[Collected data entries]

──────────

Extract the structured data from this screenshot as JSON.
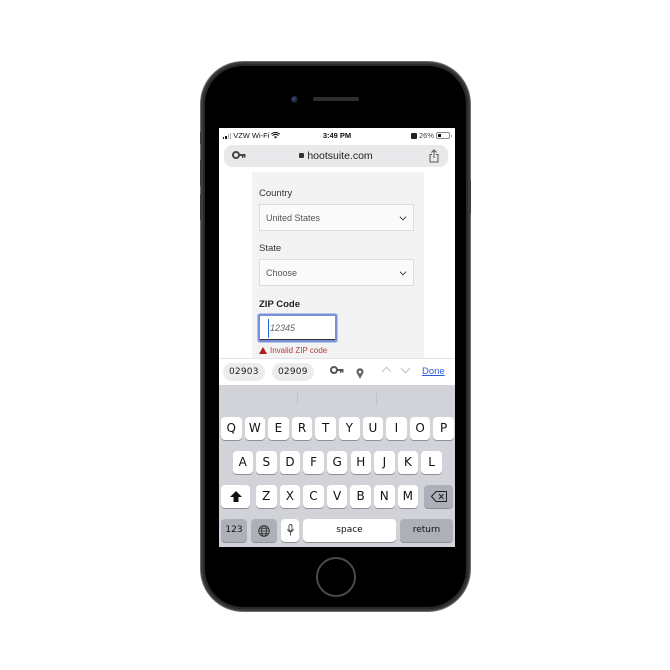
{
  "status_bar": {
    "carrier": "VZW Wi-Fi",
    "time": "3:49 PM",
    "battery_percent_label": "26%",
    "battery_level": 0.26
  },
  "url_bar": {
    "domain": "hootsuite.com",
    "left_icon": "key-icon",
    "right_icon": "share-icon"
  },
  "form": {
    "country": {
      "label": "Country",
      "value": "United States"
    },
    "state": {
      "label": "State",
      "value": "Choose"
    },
    "zip": {
      "label": "ZIP Code",
      "placeholder": "12345",
      "error": "Invalid ZIP code"
    }
  },
  "accessory_bar": {
    "suggestions": [
      "02903",
      "02909"
    ],
    "done_label": "Done"
  },
  "keyboard": {
    "row1": [
      "Q",
      "W",
      "E",
      "R",
      "T",
      "Y",
      "U",
      "I",
      "O",
      "P"
    ],
    "row2": [
      "A",
      "S",
      "D",
      "F",
      "G",
      "H",
      "J",
      "K",
      "L"
    ],
    "row3": [
      "Z",
      "X",
      "C",
      "V",
      "B",
      "N",
      "M"
    ],
    "numbers_label": "123",
    "space_label": "space",
    "return_label": "return"
  }
}
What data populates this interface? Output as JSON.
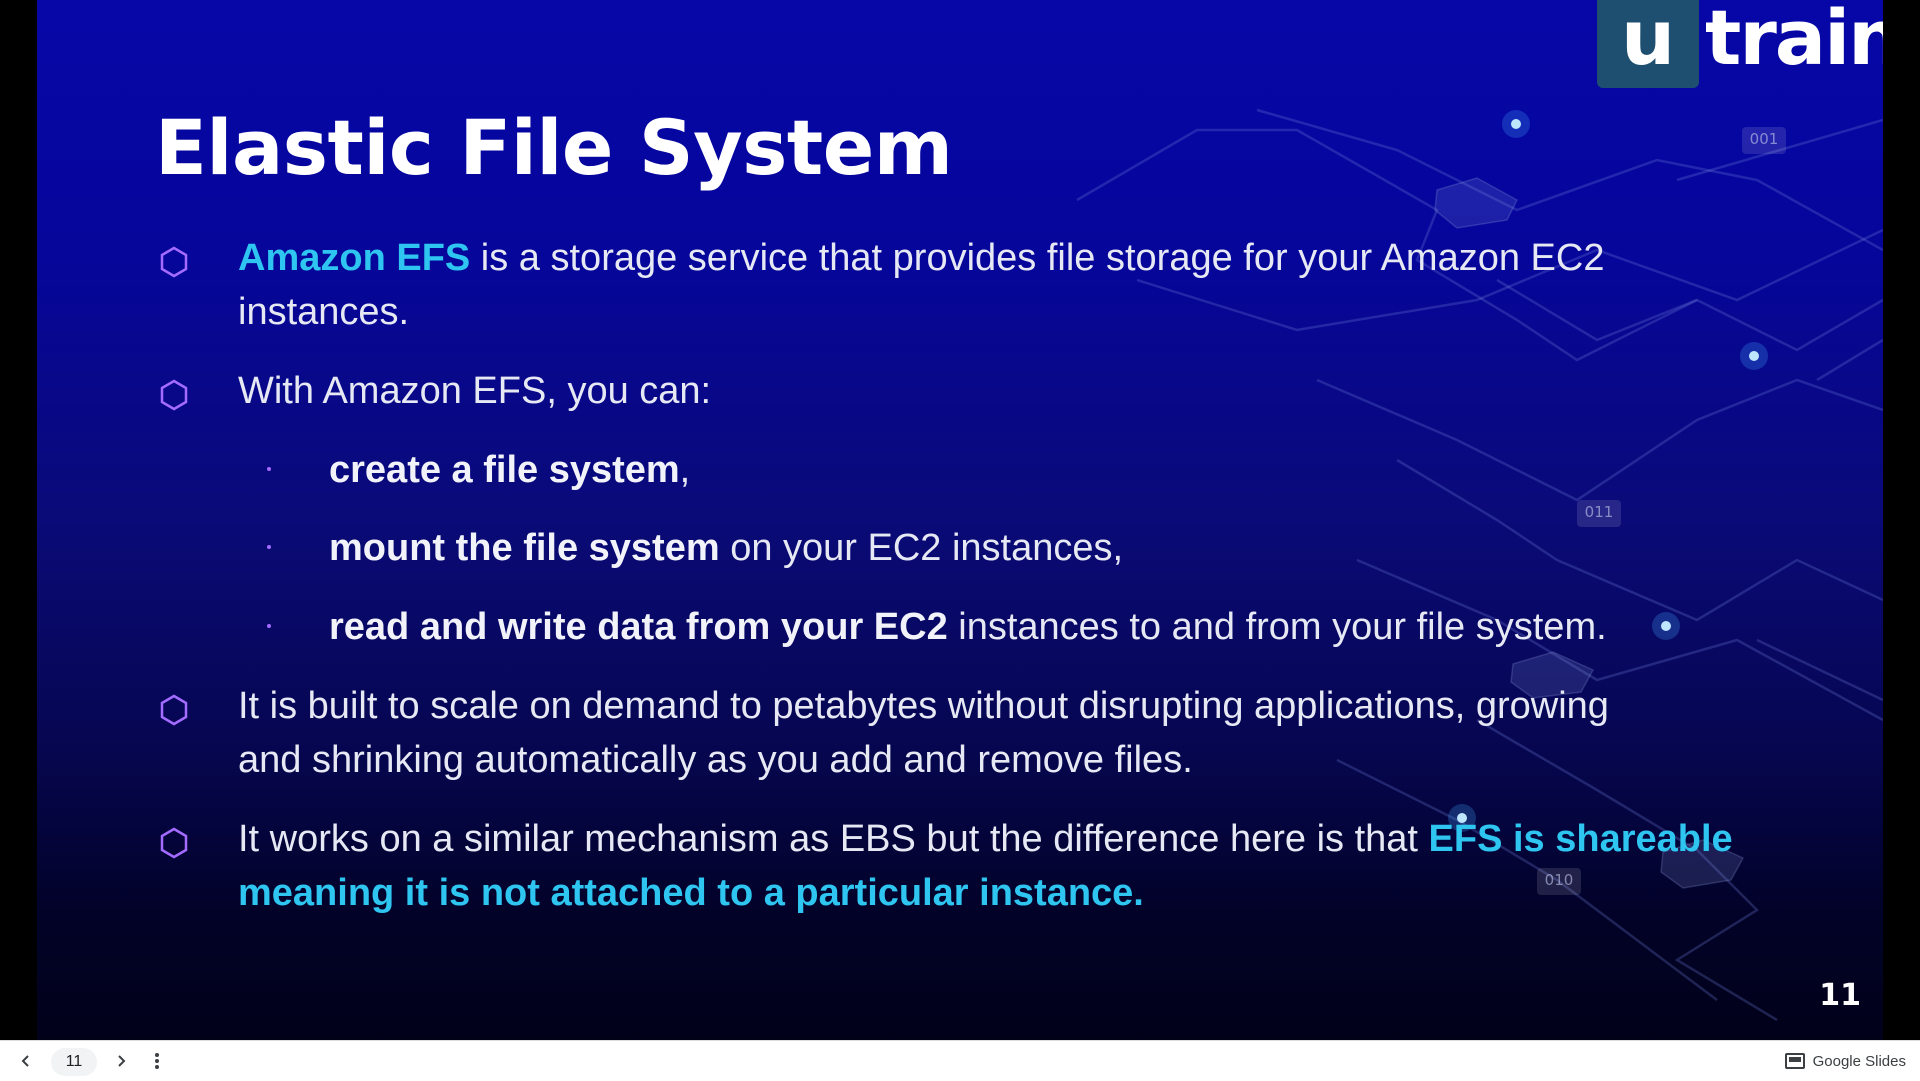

──────────

**Work to do:**
Transcribe all of the records above character for character. Exclude the pictures.

**Response to the task:**
Extract the structured data from this screenshot as JSON.
{
  "status_bar": {
    "carrier": "VZW Wi-Fi",
    "time": "3:49 PM",
    "battery_percent_label": "26%",
    "battery_level": 0.26
  },
  "url_bar": {
    "domain": "hootsuite.com",
    "left_icon": "key-icon",
    "right_icon": "share-icon"
  },
  "form": {
    "country": {
      "label": "Country",
      "value": "United States"
    },
    "state": {
      "label": "State",
      "value": "Choose"
    },
    "zip": {
      "label": "ZIP Code",
      "placeholder": "12345",
      "error": "Invalid ZIP code"
    }
  },
  "accessory_bar": {
    "suggestions": [
      "02903",
      "02909"
    ],
    "done_label": "Done"
  },
  "keyboard": {
    "row1": [
      "Q",
      "W",
      "E",
      "R",
      "T",
      "Y",
      "U",
      "I",
      "O",
      "P"
    ],
    "row2": [
      "A",
      "S",
      "D",
      "F",
      "G",
      "H",
      "J",
      "K",
      "L"
    ],
    "row3": [
      "Z",
      "X",
      "C",
      "V",
      "B",
      "N",
      "M"
    ],
    "numbers_label": "123",
    "space_label": "space",
    "return_label": "return"
  }
}
What data populates this interface? Output as JSON.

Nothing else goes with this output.